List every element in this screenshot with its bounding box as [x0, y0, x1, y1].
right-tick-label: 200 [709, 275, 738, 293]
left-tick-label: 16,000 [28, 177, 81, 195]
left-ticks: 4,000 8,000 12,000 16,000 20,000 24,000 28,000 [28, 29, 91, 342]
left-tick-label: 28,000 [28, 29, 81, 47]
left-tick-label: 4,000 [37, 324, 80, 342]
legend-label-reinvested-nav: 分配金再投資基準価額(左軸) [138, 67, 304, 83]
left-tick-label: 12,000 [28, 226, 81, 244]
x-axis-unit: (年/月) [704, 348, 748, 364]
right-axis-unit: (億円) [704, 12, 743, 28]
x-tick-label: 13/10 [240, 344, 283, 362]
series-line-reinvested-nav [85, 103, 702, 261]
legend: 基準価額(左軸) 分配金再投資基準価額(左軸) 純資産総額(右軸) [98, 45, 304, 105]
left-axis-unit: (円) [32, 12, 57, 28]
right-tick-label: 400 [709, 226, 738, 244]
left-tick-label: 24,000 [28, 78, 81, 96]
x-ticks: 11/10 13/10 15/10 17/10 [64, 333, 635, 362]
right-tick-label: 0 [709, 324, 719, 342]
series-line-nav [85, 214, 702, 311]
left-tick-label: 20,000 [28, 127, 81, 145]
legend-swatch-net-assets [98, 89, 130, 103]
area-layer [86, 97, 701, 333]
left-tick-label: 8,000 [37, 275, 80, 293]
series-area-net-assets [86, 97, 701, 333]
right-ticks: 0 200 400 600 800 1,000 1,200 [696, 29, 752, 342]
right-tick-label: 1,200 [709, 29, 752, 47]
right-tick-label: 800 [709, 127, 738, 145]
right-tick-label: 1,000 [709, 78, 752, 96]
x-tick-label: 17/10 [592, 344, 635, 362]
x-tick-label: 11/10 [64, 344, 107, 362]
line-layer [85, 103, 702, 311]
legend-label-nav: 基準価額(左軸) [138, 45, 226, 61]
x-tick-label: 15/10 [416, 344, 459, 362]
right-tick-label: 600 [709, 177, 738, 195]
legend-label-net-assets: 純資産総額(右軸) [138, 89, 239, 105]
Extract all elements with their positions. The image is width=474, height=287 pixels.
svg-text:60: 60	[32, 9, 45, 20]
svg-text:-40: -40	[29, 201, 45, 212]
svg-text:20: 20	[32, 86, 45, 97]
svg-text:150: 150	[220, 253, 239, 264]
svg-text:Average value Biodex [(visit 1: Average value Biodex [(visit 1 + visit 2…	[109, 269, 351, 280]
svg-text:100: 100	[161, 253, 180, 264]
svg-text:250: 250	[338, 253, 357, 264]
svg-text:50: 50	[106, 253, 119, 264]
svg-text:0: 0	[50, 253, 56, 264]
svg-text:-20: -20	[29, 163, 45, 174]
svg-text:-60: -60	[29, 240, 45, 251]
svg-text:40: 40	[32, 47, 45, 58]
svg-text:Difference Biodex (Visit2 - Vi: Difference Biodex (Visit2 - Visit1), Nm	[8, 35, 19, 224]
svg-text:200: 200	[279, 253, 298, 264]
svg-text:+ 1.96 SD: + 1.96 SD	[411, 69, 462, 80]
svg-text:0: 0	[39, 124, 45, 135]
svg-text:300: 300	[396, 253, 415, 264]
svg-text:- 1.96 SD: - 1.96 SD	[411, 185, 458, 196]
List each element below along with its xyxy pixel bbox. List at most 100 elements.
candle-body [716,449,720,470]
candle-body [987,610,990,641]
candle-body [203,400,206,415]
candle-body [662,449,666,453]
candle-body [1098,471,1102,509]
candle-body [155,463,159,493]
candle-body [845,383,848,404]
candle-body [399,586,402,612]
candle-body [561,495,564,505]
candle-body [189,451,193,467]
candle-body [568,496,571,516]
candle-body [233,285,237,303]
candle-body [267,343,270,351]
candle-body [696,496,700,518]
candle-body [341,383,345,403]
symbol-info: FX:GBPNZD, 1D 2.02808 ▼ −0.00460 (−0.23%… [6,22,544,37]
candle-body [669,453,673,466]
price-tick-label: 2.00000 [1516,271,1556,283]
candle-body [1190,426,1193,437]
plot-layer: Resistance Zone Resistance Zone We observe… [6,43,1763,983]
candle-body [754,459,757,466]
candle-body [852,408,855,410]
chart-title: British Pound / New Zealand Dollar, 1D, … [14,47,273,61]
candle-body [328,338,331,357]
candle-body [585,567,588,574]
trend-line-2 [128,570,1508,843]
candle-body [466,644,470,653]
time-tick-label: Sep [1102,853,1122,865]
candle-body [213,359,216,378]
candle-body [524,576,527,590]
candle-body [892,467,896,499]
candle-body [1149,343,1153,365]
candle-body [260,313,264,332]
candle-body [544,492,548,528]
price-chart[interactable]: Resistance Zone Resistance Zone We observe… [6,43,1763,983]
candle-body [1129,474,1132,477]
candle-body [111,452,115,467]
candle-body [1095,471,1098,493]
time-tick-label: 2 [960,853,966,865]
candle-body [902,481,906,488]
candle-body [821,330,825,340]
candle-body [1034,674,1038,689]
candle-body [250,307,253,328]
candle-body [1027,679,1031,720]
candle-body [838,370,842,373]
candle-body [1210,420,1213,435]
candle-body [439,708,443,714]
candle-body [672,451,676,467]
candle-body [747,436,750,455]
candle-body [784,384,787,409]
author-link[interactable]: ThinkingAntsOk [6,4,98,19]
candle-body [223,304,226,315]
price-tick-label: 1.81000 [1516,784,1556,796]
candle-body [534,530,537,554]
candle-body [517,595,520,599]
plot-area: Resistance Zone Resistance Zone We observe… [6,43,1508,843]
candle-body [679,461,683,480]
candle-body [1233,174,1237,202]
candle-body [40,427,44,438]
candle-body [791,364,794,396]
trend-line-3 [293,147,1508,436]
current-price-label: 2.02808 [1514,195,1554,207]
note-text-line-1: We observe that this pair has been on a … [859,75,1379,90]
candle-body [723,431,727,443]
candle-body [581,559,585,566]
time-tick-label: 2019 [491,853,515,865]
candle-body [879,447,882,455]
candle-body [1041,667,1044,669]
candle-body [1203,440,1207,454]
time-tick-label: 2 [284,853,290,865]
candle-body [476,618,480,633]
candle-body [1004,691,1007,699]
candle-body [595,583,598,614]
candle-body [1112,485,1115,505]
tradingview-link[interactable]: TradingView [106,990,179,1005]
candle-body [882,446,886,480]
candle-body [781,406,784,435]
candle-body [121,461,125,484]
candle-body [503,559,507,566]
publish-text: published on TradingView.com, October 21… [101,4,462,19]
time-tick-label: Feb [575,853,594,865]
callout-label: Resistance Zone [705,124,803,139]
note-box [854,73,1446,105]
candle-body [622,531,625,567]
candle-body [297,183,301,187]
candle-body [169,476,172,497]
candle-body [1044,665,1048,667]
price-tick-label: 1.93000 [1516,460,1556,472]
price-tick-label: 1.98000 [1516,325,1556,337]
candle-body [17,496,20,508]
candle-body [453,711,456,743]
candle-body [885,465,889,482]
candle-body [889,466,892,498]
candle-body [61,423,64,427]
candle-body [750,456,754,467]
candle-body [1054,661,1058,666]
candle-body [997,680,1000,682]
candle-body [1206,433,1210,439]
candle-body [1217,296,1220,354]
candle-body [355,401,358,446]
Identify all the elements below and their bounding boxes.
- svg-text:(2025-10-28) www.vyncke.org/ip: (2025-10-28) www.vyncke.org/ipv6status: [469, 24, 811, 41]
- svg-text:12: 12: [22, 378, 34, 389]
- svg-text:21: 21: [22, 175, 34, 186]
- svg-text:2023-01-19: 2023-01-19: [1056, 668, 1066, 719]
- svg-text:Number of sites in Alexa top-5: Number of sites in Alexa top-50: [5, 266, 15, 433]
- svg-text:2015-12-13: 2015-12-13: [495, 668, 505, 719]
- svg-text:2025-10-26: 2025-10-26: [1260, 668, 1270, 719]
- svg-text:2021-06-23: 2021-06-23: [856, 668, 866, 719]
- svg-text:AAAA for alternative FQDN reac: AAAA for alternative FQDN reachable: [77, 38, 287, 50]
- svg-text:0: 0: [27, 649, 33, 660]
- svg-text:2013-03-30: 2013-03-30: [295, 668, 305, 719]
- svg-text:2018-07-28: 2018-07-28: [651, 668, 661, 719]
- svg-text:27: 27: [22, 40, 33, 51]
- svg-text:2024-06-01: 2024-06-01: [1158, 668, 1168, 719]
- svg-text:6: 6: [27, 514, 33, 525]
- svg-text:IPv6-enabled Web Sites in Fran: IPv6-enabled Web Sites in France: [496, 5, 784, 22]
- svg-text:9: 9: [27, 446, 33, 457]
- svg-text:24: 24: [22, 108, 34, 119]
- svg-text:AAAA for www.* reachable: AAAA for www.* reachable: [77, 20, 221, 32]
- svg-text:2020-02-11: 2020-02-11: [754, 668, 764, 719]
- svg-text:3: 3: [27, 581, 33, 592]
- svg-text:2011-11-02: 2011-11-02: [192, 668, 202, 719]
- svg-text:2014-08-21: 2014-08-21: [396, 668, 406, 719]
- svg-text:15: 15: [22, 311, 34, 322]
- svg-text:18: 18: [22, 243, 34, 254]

════

» Problem statement:
Can you rewrite the stretch of rows from the first one through the line containing "left-tick-label: 4,000 [37, 324, 80, 342]", with "bounding box" changed to "enclosing box" and everything else left as it is?

» Result below:
List every element in this screenshot with its enclosing box as [x0, y0, x1, y1].
right-tick-label: 200 [709, 275, 738, 293]
left-tick-label: 16,000 [28, 177, 81, 195]
left-ticks: 4,000 8,000 12,000 16,000 20,000 24,000 28,000 [28, 29, 91, 342]
left-tick-label: 28,000 [28, 29, 81, 47]
left-tick-label: 4,000 [37, 324, 80, 342]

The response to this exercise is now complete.